[Records from a data source]

□ □ □ □ □ □ □

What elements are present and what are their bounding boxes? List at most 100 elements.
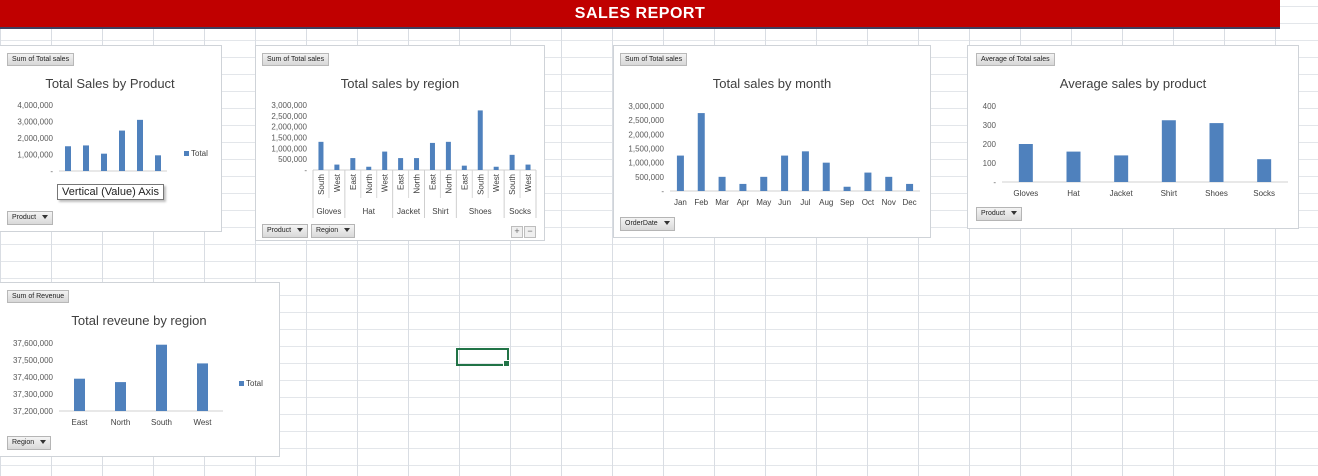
bar-gloves xyxy=(1018,144,1033,182)
bar-west xyxy=(197,363,208,411)
bar-jan xyxy=(676,155,684,191)
bar-hat xyxy=(83,145,89,171)
report-banner: SALES REPORT xyxy=(0,0,1280,29)
bar-shoes-south xyxy=(477,110,483,170)
region-tick-label: South xyxy=(476,174,485,195)
filter-label: Product xyxy=(12,214,37,221)
bar-jacket-east xyxy=(398,158,404,170)
region-tick-label: East xyxy=(460,173,469,190)
y-tick-label: 500,000 xyxy=(635,173,664,182)
bar-shoes xyxy=(137,119,143,171)
region-tick-label: West xyxy=(333,173,342,192)
product-filter-button[interactable]: Product xyxy=(262,224,309,238)
product-group-label: Shoes xyxy=(469,207,492,216)
bar-hat-north xyxy=(366,166,372,170)
bar-shoes-east xyxy=(461,165,467,170)
bar-gloves-south xyxy=(318,141,324,170)
product-filter-button[interactable]: Product xyxy=(976,207,1023,221)
selected-cell[interactable] xyxy=(456,348,510,367)
bar-aug xyxy=(822,162,830,191)
y-tick-label: - xyxy=(993,178,996,187)
chart-average-by-product[interactable]: Average of Total sales Average sales by … xyxy=(967,45,1299,229)
bar-hat xyxy=(1066,151,1081,182)
region-tick-label: West xyxy=(381,173,390,192)
chart-plot[interactable]: -500,0001,000,0001,500,0002,000,0002,500… xyxy=(256,46,546,242)
product-filter-button[interactable]: Product xyxy=(7,211,54,225)
region-filter-button[interactable]: Region xyxy=(311,224,356,238)
chart-sales-by-region[interactable]: Sum of Total sales Total sales by region… xyxy=(255,45,545,241)
bar-shirt xyxy=(1161,120,1176,182)
x-tick-label: Dec xyxy=(902,198,916,207)
x-tick-label: Gloves xyxy=(1013,189,1038,198)
chart-sales-by-product[interactable]: Sum of Total sales Total Sales by Produc… xyxy=(0,45,222,232)
region-tick-label: South xyxy=(317,174,326,195)
x-tick-label: Socks xyxy=(1253,189,1275,198)
bar-may xyxy=(760,176,768,191)
y-tick-label: 37,600,000 xyxy=(13,339,54,348)
bar-nov xyxy=(885,176,893,191)
region-tick-label: South xyxy=(508,174,517,195)
filter-label: Product xyxy=(981,210,1006,217)
bar-shirt-north xyxy=(445,141,451,170)
chart-plot[interactable]: - 1,000,000 2,000,000 3,000,000 4,000,000 Tot… xyxy=(0,46,223,233)
expand-button[interactable]: + xyxy=(511,226,523,238)
bar-oct xyxy=(864,172,872,191)
filter-label: Product xyxy=(267,227,292,234)
dropdown-arrow-icon xyxy=(40,440,47,445)
region-tick-label: North xyxy=(365,174,374,194)
y-tick-label: 300 xyxy=(983,121,997,130)
y-tick-label: - xyxy=(50,167,53,176)
y-tick-label: 400 xyxy=(983,102,997,111)
x-tick-label: West xyxy=(193,418,212,427)
bar-socks xyxy=(1257,159,1272,182)
bar-apr xyxy=(739,183,747,191)
x-tick-label: Jacket xyxy=(1110,189,1134,198)
chart-plot[interactable]: 37,200,000 37,300,000 37,400,000 37,500,000… xyxy=(0,283,281,458)
product-group-label: Shirt xyxy=(432,207,449,216)
bar-south xyxy=(156,344,167,411)
y-tick-label: 2,000,000 xyxy=(628,130,664,139)
fill-handle[interactable] xyxy=(503,360,510,367)
region-filter-button[interactable]: Region xyxy=(7,436,52,450)
bar-sep xyxy=(843,186,851,191)
y-tick-label: 1,500,000 xyxy=(628,145,664,154)
bar-jul xyxy=(801,151,809,191)
x-tick-label: South xyxy=(151,418,172,427)
dropdown-arrow-icon xyxy=(297,228,304,233)
legend-swatch xyxy=(239,381,244,386)
y-tick-label: 100 xyxy=(983,159,997,168)
y-tick-label: 2,000,000 xyxy=(271,123,307,132)
y-tick-label: 37,300,000 xyxy=(13,390,54,399)
bar-jacket xyxy=(101,153,107,171)
chart-plot[interactable]: -500,0001,000,0001,500,0002,000,0002,500… xyxy=(614,46,932,239)
chart-sales-by-month[interactable]: Sum of Total sales Total sales by month … xyxy=(613,45,931,238)
x-tick-label: Mar xyxy=(715,198,729,207)
x-tick-label: Sep xyxy=(840,198,855,207)
y-tick-label: 2,500,000 xyxy=(271,112,307,121)
product-group-label: Jacket xyxy=(397,207,421,216)
bar-feb xyxy=(697,113,705,191)
dropdown-arrow-icon xyxy=(1011,211,1018,216)
y-tick-label: 1,000,000 xyxy=(17,151,53,160)
y-tick-label: 37,200,000 xyxy=(13,407,54,416)
dropdown-arrow-icon xyxy=(344,228,351,233)
y-tick-label: 3,000,000 xyxy=(17,118,53,127)
legend-label: Total xyxy=(191,149,208,158)
y-tick-label: 2,000,000 xyxy=(17,134,53,143)
product-group-label: Gloves xyxy=(316,207,341,216)
filter-label: Region xyxy=(12,439,35,446)
region-tick-label: West xyxy=(492,173,501,192)
x-tick-label: Apr xyxy=(737,198,750,207)
chart-revenue-by-region[interactable]: Sum of Revenue Total reveune by region 3… xyxy=(0,282,280,457)
y-tick-label: - xyxy=(304,166,307,175)
y-tick-label: 3,000,000 xyxy=(271,101,307,110)
y-tick-label: 500,000 xyxy=(278,155,307,164)
product-group-label: Hat xyxy=(363,207,376,216)
chart-plot[interactable]: - 100 200 300 400 Gloves Hat Jacket Shirt Shoes So… xyxy=(968,46,1300,230)
bar-socks xyxy=(155,155,161,171)
dropdown-arrow-icon xyxy=(663,221,670,226)
orderdate-filter-button[interactable]: OrderDate xyxy=(620,217,675,231)
collapse-button[interactable]: − xyxy=(524,226,536,238)
bar-hat-east xyxy=(350,158,356,170)
y-tick-label: 37,400,000 xyxy=(13,373,54,382)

□ □ □ □ □ □ □

WRITTEN REQUEST | Rewrite every line of the records above as a JSON list of strings, one string per line, skipping blank lines. Leave the pictures out of the answer.

EXERCISE RESULT |
[
  "What elements are present and what are their bounding boxes? List at most 100 elements.",
  "bar-gloves xyxy=(1018,144,1033,182)",
  "bar-west xyxy=(197,363,208,411)",
  "bar-jan xyxy=(676,155,684,191)",
  "bar-hat xyxy=(83,145,89,171)",
  "report-banner: SALES REPORT xyxy=(0,0,1280,29)",
  "bar-shoes-south xyxy=(477,110,483,170)",
  "region-tick-label: South xyxy=(476,174,485,195)",
  "filter-label: Product xyxy=(12,214,37,221)",
  "bar-jacket-east xyxy=(398,158,404,170)",
  "region-tick-label: East xyxy=(460,173,469,190)",
  "y-tick-label: 500,000 xyxy=(635,173,664,182)",
  "bar-shoes xyxy=(137,119,143,171)",
  "region-tick-label: West xyxy=(333,173,342,192)",
  "product-filter-button[interactable]: Product xyxy=(262,224,309,238)",
  "product-group-label: Shoes xyxy=(469,207,492,216)",
  "bar-hat-north xyxy=(366,166,372,170)",
  "bar-shoes-east xyxy=(461,165,467,170)",
  "bar-gloves-south xyxy=(318,141,324,170)",
  "product-filter-button[interactable]: Product xyxy=(976,207,1023,221)",
  "selected-cell[interactable] xyxy=(456,348,510,367)",
  "bar-aug xyxy=(822,162,830,191)",
  "y-tick-label: - xyxy=(993,178,996,187)",
  "chart-average-by-product[interactable]: Average of Total sales Average sales by … xyxy=(967,45,1299,229)",
  "bar-hat xyxy=(1066,151,1081,182)",
  "region-tick-label: West xyxy=(381,173,390,192)",
  "chart-plot[interactable]: -500,0001,000,0001,500,0002,000,0002,500… xyxy=(256,46,546,242)",
  "product-filter-button[interactable]: Product xyxy=(7,211,54,225)",
  "region-filter-button[interactable]: Region xyxy=(311,224,356,238)",
  "chart-sales-by-region[interactable]: Sum of Total sales Total sales by region… xyxy=(255,45,545,241)",
  "bar-shirt xyxy=(1161,120,1176,182)",
  "x-tick-label: Dec xyxy=(902,198,916,207)",
  "x-tick-label: Gloves xyxy=(1013,189,1038,198)",
  "chart-sales-by-product[interactable]: Sum of Total sales Total Sales by Produc… xyxy=(0,45,222,232)",
  "region-tick-label: South xyxy=(317,174,326,195)",
  "x-tick-label: Socks xyxy=(1253,189,1275,198)",
  "bar-may xyxy=(760,176,768,191)",
  "y-tick-label: 37,600,000 xyxy=(13,339,54,348)",
  "bar-nov xyxy=(885,176,893,191)",
  "region-tick-label: South xyxy=(508,174,517,195)",
  "filter-label: Product xyxy=(981,210,1006,217)",
  "bar-shirt-north xyxy=(445,141,451,170)",
  "chart-plot[interactable]: - 1,000,000 2,000,000 3,000,000 4,000,000 Tot… xyxy=(0,46,223,233)",
  "expand-button[interactable]: + xyxy=(511,226,523,238)",
  "bar-oct xyxy=(864,172,872,191)",
  "filter-label: Product xyxy=(267,227,292,234)",
  "dropdown-arrow-icon xyxy=(40,440,47,445)",
  "region-tick-label: North xyxy=(365,174,374,194)",
  "y-tick-label: 300 xyxy=(983,121,997,130)",
  "y-tick-label: - xyxy=(50,167,53,176)",
  "y-tick-label: 400 xyxy=(983,102,997,111)",
  "x-tick-label: West xyxy=(193,418,212,427)",
  "bar-socks xyxy=(1257,159,1272,182)",
  "bar-apr xyxy=(739,183,747,191)",
  "x-tick-label: Jacket xyxy=(1110,189,1134,198)",
  "chart-plot[interactable]: 37,200,000 37,300,000 37,400,000 37,500,000… xyxy=(0,283,281,458)",
  "product-group-label: Shirt xyxy=(432,207,449,216)",
  "bar-south xyxy=(156,344,167,411)",
  "y-tick-label: 2,000,000 xyxy=(628,130,664,139)",
  "fill-handle[interactable] xyxy=(503,360,510,367)",
  "region-filter-button[interactable]: Region xyxy=(7,436,52,450)",
  "bar-sep xyxy=(843,186,851,191)",
  "y-tick-label: 1,500,000 xyxy=(628,145,664,154)",
  "bar-jul xyxy=(801,151,809,191)",
  "x-tick-label: South xyxy=(151,418,172,427)",
  "dropdown-arrow-icon xyxy=(297,228,304,233)",
  "legend-swatch xyxy=(239,381,244,386)",
  "y-tick-label: 100 xyxy=(983,159,997,168)",
  "y-tick-label: 2,000,000 xyxy=(271,123,307,132)",
  "y-tick-label: 37,300,000 xyxy=(13,390,54,399)",
  "bar-jacket xyxy=(101,153,107,171)",
  "chart-plot[interactable]: -500,0001,000,0001,500,0002,000,0002,500… xyxy=(614,46,932,239)",
  "chart-sales-by-month[interactable]: Sum of Total sales Total sales by month … xyxy=(613,45,931,238)",
  "x-tick-label: Mar xyxy=(715,198,729,207)",
  "x-tick-label: Sep xyxy=(840,198,855,207)",
  "y-tick-label: 2,500,000 xyxy=(271,112,307,121)",
  "product-group-label: Jacket xyxy=(397,207,421,216)",
  "bar-feb xyxy=(697,113,705,191)",
  "dropdown-arrow-icon xyxy=(1011,211,1018,216)",
  "y-tick-label: 1,000,000 xyxy=(17,151,53,160)",
  "y-tick-label: 37,200,000 xyxy=(13,407,54,416)",
  "dropdown-arrow-icon xyxy=(344,228,351,233)",
  "y-tick-label: 3,000,000 xyxy=(17,118,53,127)",
  "legend-label: Total xyxy=(191,149,208,158)",
  "y-tick-label: 2,000,000 xyxy=(17,134,53,143)",
  "product-group-label: Gloves xyxy=(316,207,341,216)",
  "filter-label: Region xyxy=(12,439,35,446)",
  "region-tick-label: West xyxy=(492,173,501,192)",
  "x-tick-label: Apr xyxy=(737,198,750,207)",
  "chart-revenue-by-region[interactable]: Sum of Revenue Total reveune by region 3… xyxy=(0,282,280,457)",
  "y-tick-label: - xyxy=(304,166,307,175)",
  "y-tick-label: 3,000,000 xyxy=(271,101,307,110)",
  "y-tick-label: 500,000 xyxy=(278,155,307,164)",
  "product-group-label: Hat xyxy=(363,207,376,216)",
  "chart-plot[interactable]: - 100 200 300 400 Gloves Hat Jacket Shirt Shoes So… xyxy=(968,46,1300,230)",
  "bar-socks xyxy=(155,155,161,171)",
  "dropdown-arrow-icon xyxy=(663,221,670,226)",
  "orderdate-filter-button[interactable]: OrderDate xyxy=(620,217,675,231)",
  "collapse-button[interactable]: − xyxy=(524,226,536,238)",
  "bar-hat-east xyxy=(350,158,356,170)",
  "y-tick-label: 37,400,000 xyxy=(13,373,54,382)"
]